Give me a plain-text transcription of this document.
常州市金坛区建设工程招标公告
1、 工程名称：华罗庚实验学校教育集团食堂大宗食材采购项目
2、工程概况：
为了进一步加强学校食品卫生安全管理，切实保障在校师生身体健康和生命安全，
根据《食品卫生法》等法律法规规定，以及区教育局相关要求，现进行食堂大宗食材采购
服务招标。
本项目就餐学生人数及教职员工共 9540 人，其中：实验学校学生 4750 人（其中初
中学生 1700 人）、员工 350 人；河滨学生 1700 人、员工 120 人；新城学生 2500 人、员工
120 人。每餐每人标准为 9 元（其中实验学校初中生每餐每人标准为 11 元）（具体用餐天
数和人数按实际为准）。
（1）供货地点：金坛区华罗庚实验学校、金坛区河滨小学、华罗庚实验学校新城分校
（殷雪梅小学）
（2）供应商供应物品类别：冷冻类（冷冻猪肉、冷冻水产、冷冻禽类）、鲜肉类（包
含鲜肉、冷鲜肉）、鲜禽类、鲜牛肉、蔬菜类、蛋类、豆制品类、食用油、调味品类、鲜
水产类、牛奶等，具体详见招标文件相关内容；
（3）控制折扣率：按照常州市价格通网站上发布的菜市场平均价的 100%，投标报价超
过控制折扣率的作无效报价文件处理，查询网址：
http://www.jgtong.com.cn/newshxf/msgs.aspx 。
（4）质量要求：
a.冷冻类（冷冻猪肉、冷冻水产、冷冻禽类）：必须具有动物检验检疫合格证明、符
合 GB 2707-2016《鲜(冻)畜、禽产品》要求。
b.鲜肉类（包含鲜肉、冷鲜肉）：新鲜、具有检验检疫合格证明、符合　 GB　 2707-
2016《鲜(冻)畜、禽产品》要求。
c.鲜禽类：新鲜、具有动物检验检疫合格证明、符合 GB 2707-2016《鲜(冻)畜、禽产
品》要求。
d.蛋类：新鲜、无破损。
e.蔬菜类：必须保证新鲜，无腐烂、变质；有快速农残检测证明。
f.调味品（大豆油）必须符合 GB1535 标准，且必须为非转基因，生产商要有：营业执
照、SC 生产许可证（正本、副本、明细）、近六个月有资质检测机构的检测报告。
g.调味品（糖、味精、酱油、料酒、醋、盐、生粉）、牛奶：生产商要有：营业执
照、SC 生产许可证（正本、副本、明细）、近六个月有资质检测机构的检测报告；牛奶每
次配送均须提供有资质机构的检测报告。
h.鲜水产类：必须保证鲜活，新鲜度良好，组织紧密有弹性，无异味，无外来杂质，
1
==========
● Directions for this task:
Find the lines holding "冷冻水产" and list every one.

● Result of this task:
（2）供应商供应物品类别：冷冻类（冷冻猪肉、冷冻水产、冷冻禽类）、鲜肉类（包
a.冷冻类（冷冻猪肉、冷冻水产、冷冻禽类）：必须具有动物检验检疫合格证明、符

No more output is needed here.